begin Supplied records

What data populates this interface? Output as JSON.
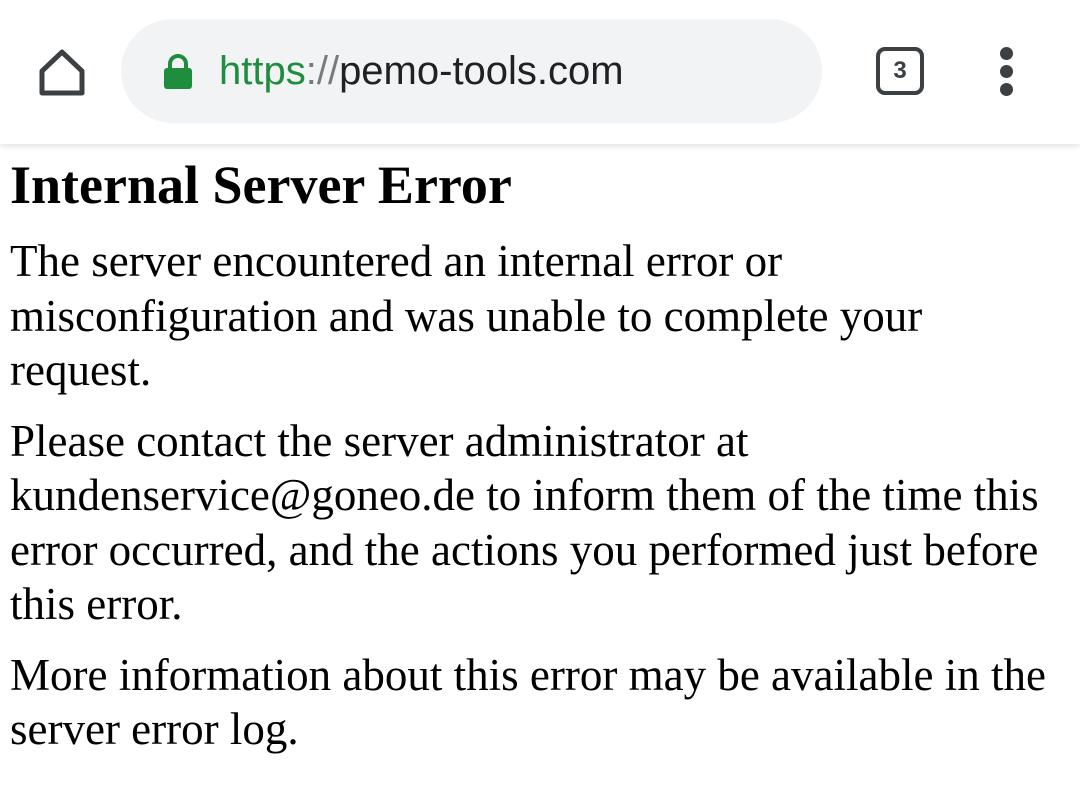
{
  "browser": {
    "address_bar": {
      "scheme": "https",
      "separator": "://",
      "host": "pemo-tools.com"
    },
    "tab_count": "3",
    "icons": {
      "home": "home-icon",
      "lock": "lock-icon",
      "tabs": "tab-switcher-icon",
      "menu": "more-vert-icon"
    },
    "colors": {
      "secure_green": "#1e8e3e",
      "omnibox_bg": "#f1f3f4",
      "icon_gray": "#3c4043"
    }
  },
  "page": {
    "title": "Internal Server Error",
    "paragraph_1": "The server encountered an internal error or misconfiguration and was unable to complete your request.",
    "paragraph_2_before_email": "Please contact the server administrator at ",
    "email": "kundenservice@goneo.de",
    "paragraph_2_after_email": " to inform them of the time this error occurred, and the actions you performed just before this error.",
    "paragraph_3": "More information about this error may be available in the server error log."
  }
}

end Supplied records

| Stated task |
Without including any pictures, reproduce the listing exactly.

| Task output |
What data populates this interface? Output as JSON.
{
  "browser": {
    "address_bar": {
      "scheme": "https",
      "separator": "://",
      "host": "pemo-tools.com"
    },
    "tab_count": "3",
    "icons": {
      "home": "home-icon",
      "lock": "lock-icon",
      "tabs": "tab-switcher-icon",
      "menu": "more-vert-icon"
    },
    "colors": {
      "secure_green": "#1e8e3e",
      "omnibox_bg": "#f1f3f4",
      "icon_gray": "#3c4043"
    }
  },
  "page": {
    "title": "Internal Server Error",
    "paragraph_1": "The server encountered an internal error or misconfiguration and was unable to complete your request.",
    "paragraph_2_before_email": "Please contact the server administrator at ",
    "email": "kundenservice@goneo.de",
    "paragraph_2_after_email": " to inform them of the time this error occurred, and the actions you performed just before this error.",
    "paragraph_3": "More information about this error may be available in the server error log."
  }
}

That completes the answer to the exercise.